| Aim of the exercise |
Reproduce the full listing below unchanged, apart from the pictures.

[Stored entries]
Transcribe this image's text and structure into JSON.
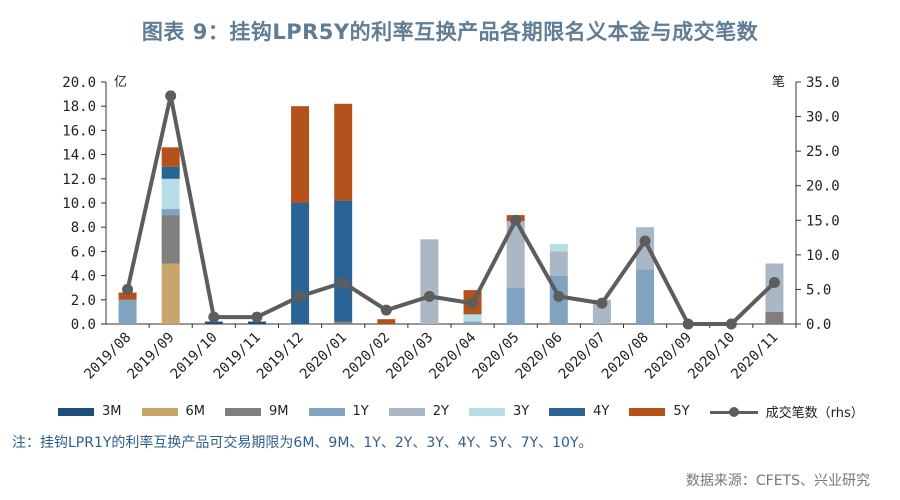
{
  "title": "图表 9：挂钩LPR5Y的利率互换产品各期限名义本金与成交笔数",
  "note": "注：挂钩LPR1Y的利率互换产品可交易期限为6M、9M、1Y、2Y、3Y、4Y、5Y、7Y、10Y。",
  "source": "数据来源：CFETS、兴业研究",
  "colors": {
    "3M": "#1f4e79",
    "6M": "#c9a46b",
    "9M": "#7f7f7f",
    "1Y": "#7fa3c0",
    "2Y": "#a9b8c4",
    "3Y": "#b7dde6",
    "4Y": "#2a6496",
    "5Y": "#b5521b",
    "line": "#5d5d5d"
  },
  "chart_data": {
    "type": "bar",
    "title": "图表 9：挂钩LPR5Y的利率互换产品各期限名义本金与成交笔数",
    "left_axis_unit": "亿",
    "right_axis_unit": "笔",
    "ylim": [
      0,
      20
    ],
    "y2lim": [
      0,
      35
    ],
    "yticks": [
      "0.0",
      "2.0",
      "4.0",
      "6.0",
      "8.0",
      "10.0",
      "12.0",
      "14.0",
      "16.0",
      "18.0",
      "20.0"
    ],
    "y2ticks": [
      "0.0",
      "5.0",
      "10.0",
      "15.0",
      "20.0",
      "25.0",
      "30.0",
      "35.0"
    ],
    "categories": [
      "2019/08",
      "2019/09",
      "2019/10",
      "2019/11",
      "2019/12",
      "2020/01",
      "2020/02",
      "2020/03",
      "2020/04",
      "2020/05",
      "2020/06",
      "2020/07",
      "2020/08",
      "2020/09",
      "2020/10",
      "2020/11"
    ],
    "stacked": true,
    "series": [
      {
        "name": "3M",
        "values": [
          0,
          0,
          0.2,
          0.2,
          0,
          0,
          0,
          0,
          0,
          0,
          0,
          0,
          0,
          0,
          0,
          0
        ]
      },
      {
        "name": "6M",
        "values": [
          0,
          5.0,
          0,
          0,
          0,
          0,
          0,
          0,
          0,
          0,
          0,
          0,
          0,
          0,
          0,
          0
        ]
      },
      {
        "name": "9M",
        "values": [
          0,
          4.0,
          0,
          0,
          0,
          0.2,
          0,
          0,
          0,
          0,
          0,
          0,
          0,
          0,
          0,
          1.0
        ]
      },
      {
        "name": "1Y",
        "values": [
          2.0,
          0.5,
          0,
          0,
          0,
          0,
          0,
          0,
          0.2,
          3.0,
          4.0,
          0,
          4.5,
          0,
          0,
          0
        ]
      },
      {
        "name": "2Y",
        "values": [
          0,
          0,
          0,
          0,
          0,
          0,
          0,
          7.0,
          0,
          5.5,
          2.0,
          2.0,
          3.5,
          0,
          0,
          4.0
        ]
      },
      {
        "name": "3Y",
        "values": [
          0,
          2.5,
          0,
          0,
          0,
          0,
          0,
          0,
          0.6,
          0,
          0.6,
          0,
          0,
          0,
          0,
          0
        ]
      },
      {
        "name": "4Y",
        "values": [
          0,
          1.0,
          0,
          0,
          10.0,
          10.0,
          0,
          0,
          0,
          0,
          0,
          0,
          0,
          0,
          0,
          0
        ]
      },
      {
        "name": "5Y",
        "values": [
          0.6,
          1.6,
          0,
          0,
          8.0,
          8.0,
          0.4,
          0,
          2.0,
          0.5,
          0,
          0,
          0,
          0,
          0,
          0
        ]
      }
    ],
    "line_series": {
      "name": "成交笔数（rhs）",
      "axis": "right",
      "values": [
        5,
        33,
        1,
        1,
        4,
        6,
        2,
        4,
        3,
        15,
        4,
        3,
        12,
        0,
        0,
        6
      ]
    },
    "legend": [
      "3M",
      "6M",
      "9M",
      "1Y",
      "2Y",
      "3Y",
      "4Y",
      "5Y",
      "成交笔数（rhs）"
    ],
    "legend_position": "bottom",
    "grid": false
  }
}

| Task result |
Transcribe this image's text and structure into JSON.
{
  "title": "图表 9：挂钩LPR5Y的利率互换产品各期限名义本金与成交笔数",
  "note": "注：挂钩LPR1Y的利率互换产品可交易期限为6M、9M、1Y、2Y、3Y、4Y、5Y、7Y、10Y。",
  "source": "数据来源：CFETS、兴业研究",
  "colors": {
    "3M": "#1f4e79",
    "6M": "#c9a46b",
    "9M": "#7f7f7f",
    "1Y": "#7fa3c0",
    "2Y": "#a9b8c4",
    "3Y": "#b7dde6",
    "4Y": "#2a6496",
    "5Y": "#b5521b",
    "line": "#5d5d5d"
  },
  "chart_data": {
    "type": "bar",
    "title": "图表 9：挂钩LPR5Y的利率互换产品各期限名义本金与成交笔数",
    "left_axis_unit": "亿",
    "right_axis_unit": "笔",
    "ylim": [
      0,
      20
    ],
    "y2lim": [
      0,
      35
    ],
    "yticks": [
      "0.0",
      "2.0",
      "4.0",
      "6.0",
      "8.0",
      "10.0",
      "12.0",
      "14.0",
      "16.0",
      "18.0",
      "20.0"
    ],
    "y2ticks": [
      "0.0",
      "5.0",
      "10.0",
      "15.0",
      "20.0",
      "25.0",
      "30.0",
      "35.0"
    ],
    "categories": [
      "2019/08",
      "2019/09",
      "2019/10",
      "2019/11",
      "2019/12",
      "2020/01",
      "2020/02",
      "2020/03",
      "2020/04",
      "2020/05",
      "2020/06",
      "2020/07",
      "2020/08",
      "2020/09",
      "2020/10",
      "2020/11"
    ],
    "stacked": true,
    "series": [
      {
        "name": "3M",
        "values": [
          0,
          0,
          0.2,
          0.2,
          0,
          0,
          0,
          0,
          0,
          0,
          0,
          0,
          0,
          0,
          0,
          0
        ]
      },
      {
        "name": "6M",
        "values": [
          0,
          5.0,
          0,
          0,
          0,
          0,
          0,
          0,
          0,
          0,
          0,
          0,
          0,
          0,
          0,
          0
        ]
      },
      {
        "name": "9M",
        "values": [
          0,
          4.0,
          0,
          0,
          0,
          0.2,
          0,
          0,
          0,
          0,
          0,
          0,
          0,
          0,
          0,
          1.0
        ]
      },
      {
        "name": "1Y",
        "values": [
          2.0,
          0.5,
          0,
          0,
          0,
          0,
          0,
          0,
          0.2,
          3.0,
          4.0,
          0,
          4.5,
          0,
          0,
          0
        ]
      },
      {
        "name": "2Y",
        "values": [
          0,
          0,
          0,
          0,
          0,
          0,
          0,
          7.0,
          0,
          5.5,
          2.0,
          2.0,
          3.5,
          0,
          0,
          4.0
        ]
      },
      {
        "name": "3Y",
        "values": [
          0,
          2.5,
          0,
          0,
          0,
          0,
          0,
          0,
          0.6,
          0,
          0.6,
          0,
          0,
          0,
          0,
          0
        ]
      },
      {
        "name": "4Y",
        "values": [
          0,
          1.0,
          0,
          0,
          10.0,
          10.0,
          0,
          0,
          0,
          0,
          0,
          0,
          0,
          0,
          0,
          0
        ]
      },
      {
        "name": "5Y",
        "values": [
          0.6,
          1.6,
          0,
          0,
          8.0,
          8.0,
          0.4,
          0,
          2.0,
          0.5,
          0,
          0,
          0,
          0,
          0,
          0
        ]
      }
    ],
    "line_series": {
      "name": "成交笔数（rhs）",
      "axis": "right",
      "values": [
        5,
        33,
        1,
        1,
        4,
        6,
        2,
        4,
        3,
        15,
        4,
        3,
        12,
        0,
        0,
        6
      ]
    },
    "legend": [
      "3M",
      "6M",
      "9M",
      "1Y",
      "2Y",
      "3Y",
      "4Y",
      "5Y",
      "成交笔数（rhs）"
    ],
    "legend_position": "bottom",
    "grid": false
  }
}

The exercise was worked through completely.